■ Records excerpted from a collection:
* BEGIN *

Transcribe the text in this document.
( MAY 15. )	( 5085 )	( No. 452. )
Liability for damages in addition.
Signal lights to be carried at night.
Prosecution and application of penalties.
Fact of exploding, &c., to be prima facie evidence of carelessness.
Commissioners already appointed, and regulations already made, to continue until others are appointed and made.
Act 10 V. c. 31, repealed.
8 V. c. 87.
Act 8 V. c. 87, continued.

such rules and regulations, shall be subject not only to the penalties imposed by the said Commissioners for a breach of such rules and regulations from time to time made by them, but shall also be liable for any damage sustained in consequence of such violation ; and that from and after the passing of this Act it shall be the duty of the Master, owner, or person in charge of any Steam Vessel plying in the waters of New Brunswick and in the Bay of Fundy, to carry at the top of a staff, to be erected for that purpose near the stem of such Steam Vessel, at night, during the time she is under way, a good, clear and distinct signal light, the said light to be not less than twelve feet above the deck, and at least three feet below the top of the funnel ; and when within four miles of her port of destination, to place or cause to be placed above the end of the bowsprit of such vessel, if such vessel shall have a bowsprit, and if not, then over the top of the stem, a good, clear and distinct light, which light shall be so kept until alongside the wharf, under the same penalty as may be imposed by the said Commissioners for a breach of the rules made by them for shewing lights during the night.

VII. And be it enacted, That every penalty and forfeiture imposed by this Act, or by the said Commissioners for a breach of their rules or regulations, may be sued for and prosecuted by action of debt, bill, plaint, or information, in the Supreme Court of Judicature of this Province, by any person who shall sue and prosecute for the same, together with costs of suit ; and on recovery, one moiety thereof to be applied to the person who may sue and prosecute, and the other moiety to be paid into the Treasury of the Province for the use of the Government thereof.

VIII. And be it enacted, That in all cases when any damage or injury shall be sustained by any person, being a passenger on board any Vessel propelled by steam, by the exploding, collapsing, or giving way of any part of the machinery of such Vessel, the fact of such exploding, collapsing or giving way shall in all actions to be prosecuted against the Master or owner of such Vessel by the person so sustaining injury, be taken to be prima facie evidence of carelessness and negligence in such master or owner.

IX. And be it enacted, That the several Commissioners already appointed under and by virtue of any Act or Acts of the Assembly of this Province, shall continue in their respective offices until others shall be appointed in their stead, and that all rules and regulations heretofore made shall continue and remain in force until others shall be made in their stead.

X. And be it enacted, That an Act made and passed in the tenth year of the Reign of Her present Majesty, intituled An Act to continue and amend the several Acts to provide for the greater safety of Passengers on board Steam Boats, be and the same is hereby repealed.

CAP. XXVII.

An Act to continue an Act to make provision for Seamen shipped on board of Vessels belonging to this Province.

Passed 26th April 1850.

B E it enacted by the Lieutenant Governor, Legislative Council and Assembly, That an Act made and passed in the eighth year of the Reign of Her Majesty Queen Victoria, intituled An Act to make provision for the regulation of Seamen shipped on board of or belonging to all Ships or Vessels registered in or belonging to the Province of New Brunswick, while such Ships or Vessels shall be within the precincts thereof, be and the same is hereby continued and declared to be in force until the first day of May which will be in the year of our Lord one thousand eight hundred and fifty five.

* END *

■ PROBLEM REQUIREMENTS:
Quote all of the entries verbatim.

■ EXERCISE SOLUTION:
Transcribe the text in this document.
( MAY 15. )	( 5085 )	( No. 452. )
Liability for damages in addition.
Signal lights to be carried at night.
Prosecution and application of penalties.
Fact of exploding, &c., to be prima facie evidence of carelessness.
Commissioners already appointed, and regulations already made, to continue until others are appointed and made.
Act 10 V. c. 31, repealed.
8 V. c. 87.
Act 8 V. c. 87, continued.

such rules and regulations, shall be subject not only to the penalties imposed by the said Commissioners for a breach of such rules and regulations from time to time made by them, but shall also be liable for any damage sustained in consequence of such violation ; and that from and after the passing of this Act it shall be the duty of the Master, owner, or person in charge of any Steam Vessel plying in the waters of New Brunswick and in the Bay of Fundy, to carry at the top of a staff, to be erected for that purpose near the stem of such Steam Vessel, at night, during the time she is under way, a good, clear and distinct signal light, the said light to be not less than twelve feet above the deck, and at least three feet below the top of the funnel ; and when within four miles of her port of destination, to place or cause to be placed above the end of the bowsprit of such vessel, if such vessel shall have a bowsprit, and if not, then over the top of the stem, a good, clear and distinct light, which light shall be so kept until alongside the wharf, under the same penalty as may be imposed by the said Commissioners for a breach of the rules made by them for shewing lights during the night.

VII. And be it enacted, That every penalty and forfeiture imposed by this Act, or by the said Commissioners for a breach of their rules or regulations, may be sued for and prosecuted by action of debt, bill, plaint, or information, in the Supreme Court of Judicature of this Province, by any person who shall sue and prosecute for the same, together with costs of suit ; and on recovery, one moiety thereof to be applied to the person who may sue and prosecute, and the other moiety to be paid into the Treasury of the Province for the use of the Government thereof.

VIII. And be it enacted, That in all cases when any damage or injury shall be sustained by any person, being a passenger on board any Vessel propelled by steam, by the exploding, collapsing, or giving way of any part of the machinery of such Vessel, the fact of such exploding, collapsing or giving way shall in all actions to be prosecuted against the Master or owner of such Vessel by the person so sustaining injury, be taken to be prima facie evidence of carelessness and negligence in such master or owner.

IX. And be it enacted, That the several Commissioners already appointed under and by virtue of any Act or Acts of the Assembly of this Province, shall continue in their respective offices until others shall be appointed in their stead, and that all rules and regulations heretofore made shall continue and remain in force until others shall be made in their stead.

X. And be it enacted, That an Act made and passed in the tenth year of the Reign of Her present Majesty, intituled An Act to continue and amend the several Acts to provide for the greater safety of Passengers on board Steam Boats, be and the same is hereby repealed.

CAP. XXVII.

An Act to continue an Act to make provision for Seamen shipped on board of Vessels belonging to this Province.

Passed 26th April 1850.

B E it enacted by the Lieutenant Governor, Legislative Council and Assembly, That an Act made and passed in the eighth year of the Reign of Her Majesty Queen Victoria, intituled An Act to make provision for the regulation of Seamen shipped on board of or belonging to all Ships or Vessels registered in or belonging to the Province of New Brunswick, while such Ships or Vessels shall be within the precincts thereof, be and the same is hereby continued and declared to be in force until the first day of May which will be in the year of our Lord one thousand eight hundred and fifty five.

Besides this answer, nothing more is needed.